▶ What the task asks
Without the pictures, can you quote each line below exactly?

Figure collection entries:
########

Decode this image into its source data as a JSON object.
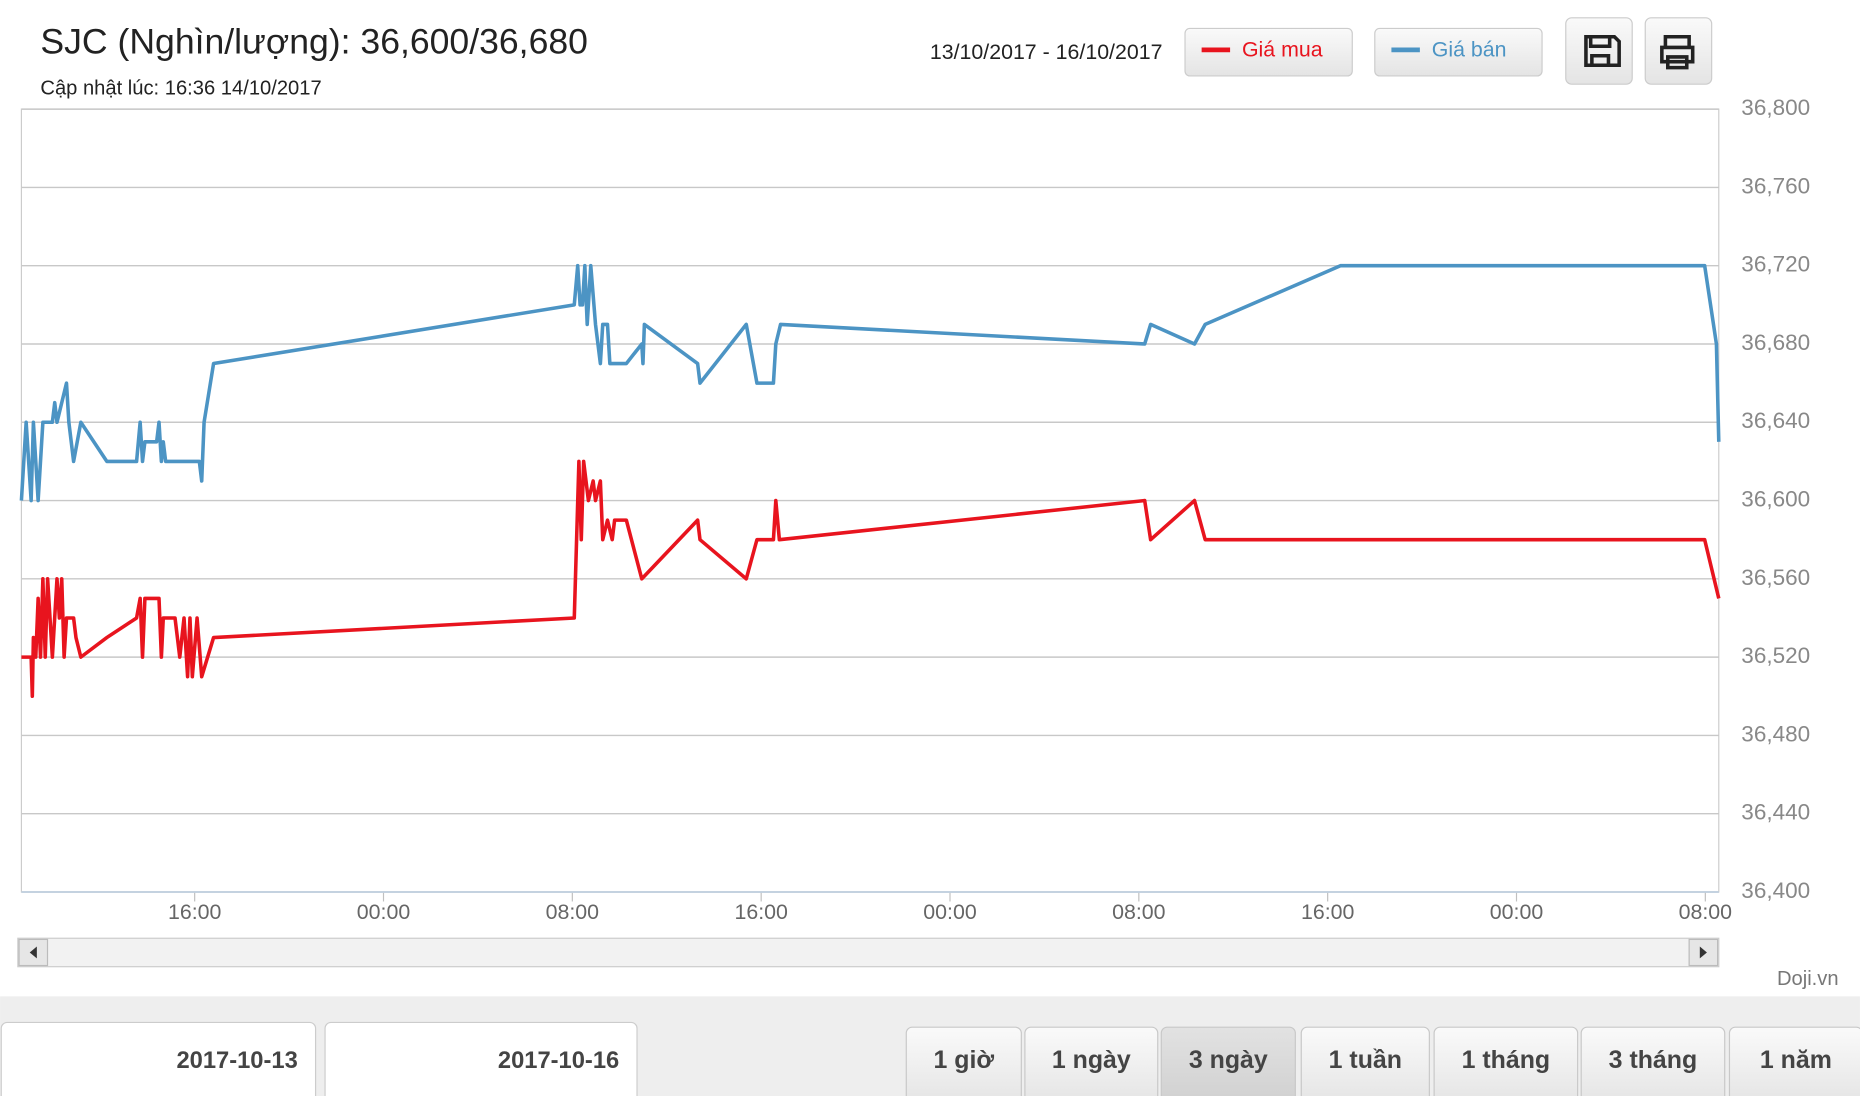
{
  "chart_data": {
    "type": "line",
    "title": "SJC (Nghìn/lượng): 36,600/36,680",
    "subtitle": "Cập nhật lúc: 16:36 14/10/2017",
    "date_range": "13/10/2017 - 16/10/2017",
    "credit": "Doji.vn",
    "date_inputs": [
      "2017-10-13",
      "2017-10-16"
    ],
    "range_buttons": [
      "1 giờ",
      "1 ngày",
      "3 ngày",
      "1 tuần",
      "1 tháng",
      "3 tháng",
      "1 năm"
    ],
    "active_range": 2,
    "xlim": [
      8.66,
      80.57
    ],
    "xticks": [
      {
        "value": 16,
        "label": "16:00"
      },
      {
        "value": 24,
        "label": "00:00"
      },
      {
        "value": 32,
        "label": "08:00"
      },
      {
        "value": 40,
        "label": "16:00"
      },
      {
        "value": 48,
        "label": "00:00"
      },
      {
        "value": 56,
        "label": "08:00"
      },
      {
        "value": 64,
        "label": "16:00"
      },
      {
        "value": 72,
        "label": "00:00"
      },
      {
        "value": 80,
        "label": "08:00"
      }
    ],
    "ylim": [
      36400,
      36800
    ],
    "yticks": [
      {
        "value": 36400,
        "label": "36,400"
      },
      {
        "value": 36440,
        "label": "36,440"
      },
      {
        "value": 36480,
        "label": "36,480"
      },
      {
        "value": 36520,
        "label": "36,520"
      },
      {
        "value": 36560,
        "label": "36,560"
      },
      {
        "value": 36600,
        "label": "36,600"
      },
      {
        "value": 36640,
        "label": "36,640"
      },
      {
        "value": 36680,
        "label": "36,680"
      },
      {
        "value": 36720,
        "label": "36,720"
      },
      {
        "value": 36760,
        "label": "36,760"
      },
      {
        "value": 36800,
        "label": "36,800"
      }
    ],
    "grid": true,
    "series": [
      {
        "name": "Giá mua",
        "color": "#e8141e",
        "x": [
          8.66,
          9.07,
          9.12,
          9.17,
          9.27,
          9.37,
          9.47,
          9.57,
          9.67,
          9.77,
          9.87,
          9.97,
          10.17,
          10.27,
          10.37,
          10.47,
          10.57,
          10.87,
          10.97,
          11.18,
          12.28,
          13.54,
          13.69,
          13.79,
          13.89,
          14.49,
          14.59,
          14.67,
          15.17,
          15.37,
          15.55,
          15.7,
          15.8,
          15.9,
          16.1,
          16.3,
          16.8,
          32.08,
          32.28,
          32.38,
          32.48,
          32.68,
          32.88,
          32.98,
          33.19,
          33.29,
          33.49,
          33.69,
          33.79,
          34.29,
          34.94,
          37.31,
          37.41,
          39.37,
          39.82,
          40.52,
          40.62,
          40.77,
          56.25,
          56.5,
          58.36,
          58.81,
          79.97,
          80.57
        ],
        "values": [
          36520,
          36520,
          36500,
          36530,
          36520,
          36550,
          36520,
          36560,
          36520,
          36560,
          36540,
          36520,
          36560,
          36540,
          36560,
          36520,
          36540,
          36540,
          36530,
          36520,
          36530,
          36540,
          36550,
          36520,
          36550,
          36550,
          36520,
          36540,
          36540,
          36520,
          36540,
          36510,
          36540,
          36510,
          36540,
          36510,
          36530,
          36540,
          36620,
          36580,
          36620,
          36600,
          36610,
          36600,
          36610,
          36580,
          36590,
          36580,
          36590,
          36590,
          36560,
          36590,
          36580,
          36560,
          36580,
          36580,
          36600,
          36580,
          36600,
          36580,
          36600,
          36580,
          36580,
          36550
        ]
      },
      {
        "name": "Giá bán",
        "color": "#4c94c4",
        "x": [
          8.66,
          8.86,
          9.07,
          9.17,
          9.37,
          9.57,
          9.97,
          10.07,
          10.17,
          10.57,
          10.67,
          10.87,
          11.18,
          12.28,
          13.54,
          13.69,
          13.79,
          13.89,
          14.39,
          14.49,
          14.59,
          14.67,
          14.77,
          16.2,
          16.3,
          16.4,
          16.8,
          32.08,
          32.23,
          32.33,
          32.43,
          32.53,
          32.63,
          32.78,
          32.98,
          33.19,
          33.29,
          33.49,
          33.59,
          34.29,
          34.94,
          34.99,
          35.05,
          37.31,
          37.41,
          39.37,
          39.82,
          40.52,
          40.62,
          40.82,
          56.25,
          56.5,
          58.36,
          58.81,
          64.54,
          79.97,
          80.47,
          80.57
        ],
        "values": [
          36600,
          36640,
          36600,
          36640,
          36600,
          36640,
          36640,
          36650,
          36640,
          36660,
          36640,
          36620,
          36640,
          36620,
          36620,
          36640,
          36620,
          36630,
          36630,
          36640,
          36620,
          36630,
          36620,
          36620,
          36610,
          36640,
          36670,
          36700,
          36720,
          36700,
          36700,
          36720,
          36690,
          36720,
          36690,
          36670,
          36690,
          36690,
          36670,
          36670,
          36680,
          36670,
          36690,
          36670,
          36660,
          36690,
          36660,
          36660,
          36680,
          36690,
          36680,
          36690,
          36680,
          36690,
          36720,
          36720,
          36680,
          36630
        ]
      }
    ]
  }
}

########

▶ In response
Decode this image into its source data as a JSON object.
{
  "chart_data": {
    "type": "line",
    "title": "SJC (Nghìn/lượng): 36,600/36,680",
    "subtitle": "Cập nhật lúc: 16:36 14/10/2017",
    "date_range": "13/10/2017 - 16/10/2017",
    "credit": "Doji.vn",
    "date_inputs": [
      "2017-10-13",
      "2017-10-16"
    ],
    "range_buttons": [
      "1 giờ",
      "1 ngày",
      "3 ngày",
      "1 tuần",
      "1 tháng",
      "3 tháng",
      "1 năm"
    ],
    "active_range": 2,
    "xlim": [
      8.66,
      80.57
    ],
    "xticks": [
      {
        "value": 16,
        "label": "16:00"
      },
      {
        "value": 24,
        "label": "00:00"
      },
      {
        "value": 32,
        "label": "08:00"
      },
      {
        "value": 40,
        "label": "16:00"
      },
      {
        "value": 48,
        "label": "00:00"
      },
      {
        "value": 56,
        "label": "08:00"
      },
      {
        "value": 64,
        "label": "16:00"
      },
      {
        "value": 72,
        "label": "00:00"
      },
      {
        "value": 80,
        "label": "08:00"
      }
    ],
    "ylim": [
      36400,
      36800
    ],
    "yticks": [
      {
        "value": 36400,
        "label": "36,400"
      },
      {
        "value": 36440,
        "label": "36,440"
      },
      {
        "value": 36480,
        "label": "36,480"
      },
      {
        "value": 36520,
        "label": "36,520"
      },
      {
        "value": 36560,
        "label": "36,560"
      },
      {
        "value": 36600,
        "label": "36,600"
      },
      {
        "value": 36640,
        "label": "36,640"
      },
      {
        "value": 36680,
        "label": "36,680"
      },
      {
        "value": 36720,
        "label": "36,720"
      },
      {
        "value": 36760,
        "label": "36,760"
      },
      {
        "value": 36800,
        "label": "36,800"
      }
    ],
    "grid": true,
    "series": [
      {
        "name": "Giá mua",
        "color": "#e8141e",
        "x": [
          8.66,
          9.07,
          9.12,
          9.17,
          9.27,
          9.37,
          9.47,
          9.57,
          9.67,
          9.77,
          9.87,
          9.97,
          10.17,
          10.27,
          10.37,
          10.47,
          10.57,
          10.87,
          10.97,
          11.18,
          12.28,
          13.54,
          13.69,
          13.79,
          13.89,
          14.49,
          14.59,
          14.67,
          15.17,
          15.37,
          15.55,
          15.7,
          15.8,
          15.9,
          16.1,
          16.3,
          16.8,
          32.08,
          32.28,
          32.38,
          32.48,
          32.68,
          32.88,
          32.98,
          33.19,
          33.29,
          33.49,
          33.69,
          33.79,
          34.29,
          34.94,
          37.31,
          37.41,
          39.37,
          39.82,
          40.52,
          40.62,
          40.77,
          56.25,
          56.5,
          58.36,
          58.81,
          79.97,
          80.57
        ],
        "values": [
          36520,
          36520,
          36500,
          36530,
          36520,
          36550,
          36520,
          36560,
          36520,
          36560,
          36540,
          36520,
          36560,
          36540,
          36560,
          36520,
          36540,
          36540,
          36530,
          36520,
          36530,
          36540,
          36550,
          36520,
          36550,
          36550,
          36520,
          36540,
          36540,
          36520,
          36540,
          36510,
          36540,
          36510,
          36540,
          36510,
          36530,
          36540,
          36620,
          36580,
          36620,
          36600,
          36610,
          36600,
          36610,
          36580,
          36590,
          36580,
          36590,
          36590,
          36560,
          36590,
          36580,
          36560,
          36580,
          36580,
          36600,
          36580,
          36600,
          36580,
          36600,
          36580,
          36580,
          36550
        ]
      },
      {
        "name": "Giá bán",
        "color": "#4c94c4",
        "x": [
          8.66,
          8.86,
          9.07,
          9.17,
          9.37,
          9.57,
          9.97,
          10.07,
          10.17,
          10.57,
          10.67,
          10.87,
          11.18,
          12.28,
          13.54,
          13.69,
          13.79,
          13.89,
          14.39,
          14.49,
          14.59,
          14.67,
          14.77,
          16.2,
          16.3,
          16.4,
          16.8,
          32.08,
          32.23,
          32.33,
          32.43,
          32.53,
          32.63,
          32.78,
          32.98,
          33.19,
          33.29,
          33.49,
          33.59,
          34.29,
          34.94,
          34.99,
          35.05,
          37.31,
          37.41,
          39.37,
          39.82,
          40.52,
          40.62,
          40.82,
          56.25,
          56.5,
          58.36,
          58.81,
          64.54,
          79.97,
          80.47,
          80.57
        ],
        "values": [
          36600,
          36640,
          36600,
          36640,
          36600,
          36640,
          36640,
          36650,
          36640,
          36660,
          36640,
          36620,
          36640,
          36620,
          36620,
          36640,
          36620,
          36630,
          36630,
          36640,
          36620,
          36630,
          36620,
          36620,
          36610,
          36640,
          36670,
          36700,
          36720,
          36700,
          36700,
          36720,
          36690,
          36720,
          36690,
          36670,
          36690,
          36690,
          36670,
          36670,
          36680,
          36670,
          36690,
          36670,
          36660,
          36690,
          36660,
          36660,
          36680,
          36690,
          36680,
          36690,
          36680,
          36690,
          36720,
          36720,
          36680,
          36630
        ]
      }
    ]
  }
}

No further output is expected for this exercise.